» **Tarea A**
Copia completo y sin cambios el fragmento sobre el chaval del metro.

» **Fragmento**
--- --- ---

Se ríe de aquel chaval en el metro, o se reiría si no fuese porque ya nadie puede reírse en voz alta sin que le acusen de atentar contra la salud mental y le crucifiquen en redes sociales. Por eso se limita a poner los ojos en blanco con la amargura del que sabe que tiene razón pero que el mundo jamás se la va a dar.

El chico tendrá veinte años, pelo verde desteñido, pulserita con un lema a favor de lo bueno y en contra de lo malo, piercings hasta en los párpados, auriculares enormes de marca y una camiseta con la cara del Che comprada probablemente a cincuenta euros en una tienda del centro pero importada de un taller en Camboya. Y habla por teléfono de la opresión capitalista, de la falta de identidad y de la necesidad de ser uno mismo. Por eso se ríe. Porque el chaval es incapaz de ver su propia incongruencia de subversivo de Zara.

--- --- ---

Listados de elementos y regiones:

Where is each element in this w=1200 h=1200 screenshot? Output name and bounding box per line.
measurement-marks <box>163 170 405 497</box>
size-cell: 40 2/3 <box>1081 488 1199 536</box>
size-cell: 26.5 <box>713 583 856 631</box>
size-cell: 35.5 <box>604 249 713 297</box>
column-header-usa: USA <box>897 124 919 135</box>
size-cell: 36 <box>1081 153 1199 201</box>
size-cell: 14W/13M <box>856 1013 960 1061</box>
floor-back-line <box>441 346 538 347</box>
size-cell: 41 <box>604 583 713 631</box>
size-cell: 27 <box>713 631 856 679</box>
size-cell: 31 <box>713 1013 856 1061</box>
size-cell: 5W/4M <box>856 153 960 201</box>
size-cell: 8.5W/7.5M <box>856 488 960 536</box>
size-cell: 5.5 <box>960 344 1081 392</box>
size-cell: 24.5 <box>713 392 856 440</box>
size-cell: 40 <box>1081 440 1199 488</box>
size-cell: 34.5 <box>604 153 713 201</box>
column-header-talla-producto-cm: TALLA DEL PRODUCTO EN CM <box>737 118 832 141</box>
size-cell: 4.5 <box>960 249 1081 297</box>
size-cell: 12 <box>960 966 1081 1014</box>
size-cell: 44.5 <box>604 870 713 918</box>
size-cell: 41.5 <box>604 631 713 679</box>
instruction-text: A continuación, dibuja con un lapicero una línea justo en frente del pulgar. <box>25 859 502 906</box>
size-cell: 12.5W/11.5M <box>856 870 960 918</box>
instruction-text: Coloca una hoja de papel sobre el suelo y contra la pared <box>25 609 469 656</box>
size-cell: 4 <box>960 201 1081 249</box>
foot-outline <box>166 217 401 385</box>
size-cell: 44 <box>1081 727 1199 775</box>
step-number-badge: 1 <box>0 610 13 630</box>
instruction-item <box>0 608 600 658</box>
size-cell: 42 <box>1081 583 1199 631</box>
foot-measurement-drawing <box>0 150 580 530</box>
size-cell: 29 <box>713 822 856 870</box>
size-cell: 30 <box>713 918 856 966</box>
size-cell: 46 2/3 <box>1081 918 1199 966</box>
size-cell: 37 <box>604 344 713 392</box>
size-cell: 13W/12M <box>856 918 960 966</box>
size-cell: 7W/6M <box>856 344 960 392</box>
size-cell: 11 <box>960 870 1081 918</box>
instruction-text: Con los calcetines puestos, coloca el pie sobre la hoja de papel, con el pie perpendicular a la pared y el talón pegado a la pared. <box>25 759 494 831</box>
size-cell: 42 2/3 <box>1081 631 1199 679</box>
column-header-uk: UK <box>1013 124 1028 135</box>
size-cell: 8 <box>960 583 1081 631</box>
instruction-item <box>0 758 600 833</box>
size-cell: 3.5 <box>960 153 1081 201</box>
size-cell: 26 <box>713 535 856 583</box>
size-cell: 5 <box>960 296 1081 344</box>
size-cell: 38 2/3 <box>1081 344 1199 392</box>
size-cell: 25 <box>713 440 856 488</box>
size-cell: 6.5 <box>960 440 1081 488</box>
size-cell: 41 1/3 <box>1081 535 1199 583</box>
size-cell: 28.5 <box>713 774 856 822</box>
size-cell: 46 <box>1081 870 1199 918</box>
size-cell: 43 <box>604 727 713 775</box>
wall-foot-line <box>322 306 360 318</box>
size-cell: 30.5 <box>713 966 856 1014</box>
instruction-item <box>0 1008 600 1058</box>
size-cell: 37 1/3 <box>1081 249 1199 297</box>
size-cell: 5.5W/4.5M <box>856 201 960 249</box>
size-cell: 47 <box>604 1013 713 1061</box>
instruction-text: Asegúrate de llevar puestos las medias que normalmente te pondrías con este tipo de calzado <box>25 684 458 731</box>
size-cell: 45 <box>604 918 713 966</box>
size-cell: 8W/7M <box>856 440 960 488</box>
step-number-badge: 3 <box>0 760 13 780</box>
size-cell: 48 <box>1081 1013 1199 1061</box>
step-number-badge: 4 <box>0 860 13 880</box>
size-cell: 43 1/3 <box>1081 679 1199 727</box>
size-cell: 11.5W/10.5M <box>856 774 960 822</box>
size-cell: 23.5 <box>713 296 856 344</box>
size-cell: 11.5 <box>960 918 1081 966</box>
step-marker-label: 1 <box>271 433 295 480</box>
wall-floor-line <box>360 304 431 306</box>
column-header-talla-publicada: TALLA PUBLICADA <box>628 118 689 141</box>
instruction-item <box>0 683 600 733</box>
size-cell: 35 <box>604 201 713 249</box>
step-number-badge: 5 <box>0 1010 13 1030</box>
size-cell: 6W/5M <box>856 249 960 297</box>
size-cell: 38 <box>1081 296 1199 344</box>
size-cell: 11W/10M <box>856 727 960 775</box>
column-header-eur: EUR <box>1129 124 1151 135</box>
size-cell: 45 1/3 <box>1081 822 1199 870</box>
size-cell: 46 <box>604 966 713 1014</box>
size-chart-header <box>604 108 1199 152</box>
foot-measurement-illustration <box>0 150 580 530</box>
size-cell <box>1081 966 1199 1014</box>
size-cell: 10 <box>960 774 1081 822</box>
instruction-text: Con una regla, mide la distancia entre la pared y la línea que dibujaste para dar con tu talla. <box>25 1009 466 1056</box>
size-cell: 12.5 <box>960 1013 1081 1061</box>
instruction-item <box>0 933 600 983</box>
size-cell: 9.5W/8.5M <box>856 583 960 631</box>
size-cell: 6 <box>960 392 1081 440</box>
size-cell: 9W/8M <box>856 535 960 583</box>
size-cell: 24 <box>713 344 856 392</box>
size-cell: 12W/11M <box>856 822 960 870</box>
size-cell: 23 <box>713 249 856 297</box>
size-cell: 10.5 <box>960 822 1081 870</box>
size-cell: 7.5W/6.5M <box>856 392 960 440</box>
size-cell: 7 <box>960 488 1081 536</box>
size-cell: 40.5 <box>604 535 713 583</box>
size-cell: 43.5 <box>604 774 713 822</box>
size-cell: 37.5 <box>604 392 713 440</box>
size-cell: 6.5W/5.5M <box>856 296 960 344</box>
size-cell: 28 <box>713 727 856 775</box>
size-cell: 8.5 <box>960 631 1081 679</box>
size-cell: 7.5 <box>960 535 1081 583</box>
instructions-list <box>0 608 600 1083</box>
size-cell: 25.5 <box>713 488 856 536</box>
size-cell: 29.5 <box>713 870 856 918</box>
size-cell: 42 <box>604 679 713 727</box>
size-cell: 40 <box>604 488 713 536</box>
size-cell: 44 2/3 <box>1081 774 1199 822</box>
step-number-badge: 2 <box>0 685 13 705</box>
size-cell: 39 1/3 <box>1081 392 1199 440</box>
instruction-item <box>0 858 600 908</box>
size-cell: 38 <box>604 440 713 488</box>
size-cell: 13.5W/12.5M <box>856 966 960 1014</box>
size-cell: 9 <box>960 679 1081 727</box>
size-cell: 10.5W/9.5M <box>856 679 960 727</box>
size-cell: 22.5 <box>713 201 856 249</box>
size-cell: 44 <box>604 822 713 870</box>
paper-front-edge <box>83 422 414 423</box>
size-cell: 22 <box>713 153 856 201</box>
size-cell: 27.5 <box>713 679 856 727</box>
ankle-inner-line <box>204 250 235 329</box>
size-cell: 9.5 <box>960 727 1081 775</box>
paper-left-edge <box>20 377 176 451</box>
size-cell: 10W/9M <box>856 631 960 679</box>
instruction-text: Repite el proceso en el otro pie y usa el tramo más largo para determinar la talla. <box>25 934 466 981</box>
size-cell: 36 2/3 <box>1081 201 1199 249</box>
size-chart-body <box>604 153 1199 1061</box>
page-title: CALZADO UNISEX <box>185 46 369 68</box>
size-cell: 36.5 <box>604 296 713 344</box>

--- --- ---

» **Tarea B**
Reproduce sin cambios los registros, desde el comienzo hasta la línea que contiene "size-cell: 4.5 <box>960 249 1081 297</box>", ambas incluidas.

» **Respuesta A**
Se ríe de aquel chaval en el metro, o se reiría si no fuese porque ya nadie puede reírse en voz alta sin que le acusen de atentar contra la salud mental y le crucifiquen en redes sociales. Por eso se limita a poner los ojos en blanco con la amargura del que sabe que tiene razón pero que el mundo jamás se la va a dar.

El chico tendrá veinte años, pelo verde desteñido, pulserita con un lema a favor de lo bueno y en contra de lo malo, piercings hasta en los párpados, auriculares enormes de marca y una camiseta con la cara del Che comprada probablemente a cincuenta euros en una tienda del centro pero importada de un taller en Camboya. Y habla por teléfono de la opresión capitalista, de la falta de identidad y de la necesidad de ser uno mismo. Por eso se ríe. Porque el chaval es incapaz de ver su propia incongruencia de subversivo de Zara.

» **Respuesta B**
Where is each element in this w=1200 h=1200 screenshot? Output name and bounding box per line.
measurement-marks <box>163 170 405 497</box>
size-cell: 40 2/3 <box>1081 488 1199 536</box>
size-cell: 26.5 <box>713 583 856 631</box>
size-cell: 35.5 <box>604 249 713 297</box>
column-header-usa: USA <box>897 124 919 135</box>
size-cell: 36 <box>1081 153 1199 201</box>
size-cell: 14W/13M <box>856 1013 960 1061</box>
floor-back-line <box>441 346 538 347</box>
size-cell: 41 <box>604 583 713 631</box>
size-cell: 27 <box>713 631 856 679</box>
size-cell: 31 <box>713 1013 856 1061</box>
size-cell: 5W/4M <box>856 153 960 201</box>
size-cell: 8.5W/7.5M <box>856 488 960 536</box>
size-cell: 5.5 <box>960 344 1081 392</box>
size-cell: 24.5 <box>713 392 856 440</box>
size-cell: 40 <box>1081 440 1199 488</box>
size-cell: 34.5 <box>604 153 713 201</box>
column-header-talla-producto-cm: TALLA DEL PRODUCTO EN CM <box>737 118 832 141</box>
size-cell: 4.5 <box>960 249 1081 297</box>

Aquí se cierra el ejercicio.